>> START

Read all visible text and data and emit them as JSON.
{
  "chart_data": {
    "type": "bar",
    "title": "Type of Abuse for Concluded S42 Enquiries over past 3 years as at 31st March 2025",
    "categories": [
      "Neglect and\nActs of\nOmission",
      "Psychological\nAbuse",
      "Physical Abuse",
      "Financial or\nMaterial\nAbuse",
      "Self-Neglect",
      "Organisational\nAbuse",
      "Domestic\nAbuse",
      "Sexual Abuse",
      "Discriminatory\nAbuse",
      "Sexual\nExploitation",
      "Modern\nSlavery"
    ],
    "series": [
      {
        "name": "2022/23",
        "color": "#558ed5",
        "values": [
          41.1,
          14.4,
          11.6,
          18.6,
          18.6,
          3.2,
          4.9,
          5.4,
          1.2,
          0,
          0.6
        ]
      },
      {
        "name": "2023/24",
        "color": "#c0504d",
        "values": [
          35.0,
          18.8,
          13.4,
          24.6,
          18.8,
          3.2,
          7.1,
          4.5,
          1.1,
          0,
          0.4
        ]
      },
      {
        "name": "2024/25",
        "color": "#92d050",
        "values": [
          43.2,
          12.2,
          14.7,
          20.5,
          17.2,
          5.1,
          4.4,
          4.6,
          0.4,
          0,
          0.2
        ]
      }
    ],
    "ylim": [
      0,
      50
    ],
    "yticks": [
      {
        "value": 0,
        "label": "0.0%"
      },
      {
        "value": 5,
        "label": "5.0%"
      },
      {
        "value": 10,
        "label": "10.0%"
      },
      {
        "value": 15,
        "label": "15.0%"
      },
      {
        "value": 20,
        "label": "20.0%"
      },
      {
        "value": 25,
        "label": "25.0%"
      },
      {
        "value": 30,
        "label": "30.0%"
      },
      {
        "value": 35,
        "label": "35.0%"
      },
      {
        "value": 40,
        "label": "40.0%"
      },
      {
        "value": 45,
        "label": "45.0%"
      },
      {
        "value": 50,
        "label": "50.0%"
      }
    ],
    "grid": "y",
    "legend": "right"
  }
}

>> END

Your task is to repeat the data exactly, with nothing left out.

Worked solution
Read all visible text and data and emit them as JSON.
{
  "chart_data": {
    "type": "bar",
    "title": "Type of Abuse for Concluded S42 Enquiries over past 3 years as at 31st March 2025",
    "categories": [
      "Neglect and\nActs of\nOmission",
      "Psychological\nAbuse",
      "Physical Abuse",
      "Financial or\nMaterial\nAbuse",
      "Self-Neglect",
      "Organisational\nAbuse",
      "Domestic\nAbuse",
      "Sexual Abuse",
      "Discriminatory\nAbuse",
      "Sexual\nExploitation",
      "Modern\nSlavery"
    ],
    "series": [
      {
        "name": "2022/23",
        "color": "#558ed5",
        "values": [
          41.1,
          14.4,
          11.6,
          18.6,
          18.6,
          3.2,
          4.9,
          5.4,
          1.2,
          0,
          0.6
        ]
      },
      {
        "name": "2023/24",
        "color": "#c0504d",
        "values": [
          35.0,
          18.8,
          13.4,
          24.6,
          18.8,
          3.2,
          7.1,
          4.5,
          1.1,
          0,
          0.4
        ]
      },
      {
        "name": "2024/25",
        "color": "#92d050",
        "values": [
          43.2,
          12.2,
          14.7,
          20.5,
          17.2,
          5.1,
          4.4,
          4.6,
          0.4,
          0,
          0.2
        ]
      }
    ],
    "ylim": [
      0,
      50
    ],
    "yticks": [
      {
        "value": 0,
        "label": "0.0%"
      },
      {
        "value": 5,
        "label": "5.0%"
      },
      {
        "value": 10,
        "label": "10.0%"
      },
      {
        "value": 15,
        "label": "15.0%"
      },
      {
        "value": 20,
        "label": "20.0%"
      },
      {
        "value": 25,
        "label": "25.0%"
      },
      {
        "value": 30,
        "label": "30.0%"
      },
      {
        "value": 35,
        "label": "35.0%"
      },
      {
        "value": 40,
        "label": "40.0%"
      },
      {
        "value": 45,
        "label": "45.0%"
      },
      {
        "value": 50,
        "label": "50.0%"
      }
    ],
    "grid": "y",
    "legend": "right"
  }
}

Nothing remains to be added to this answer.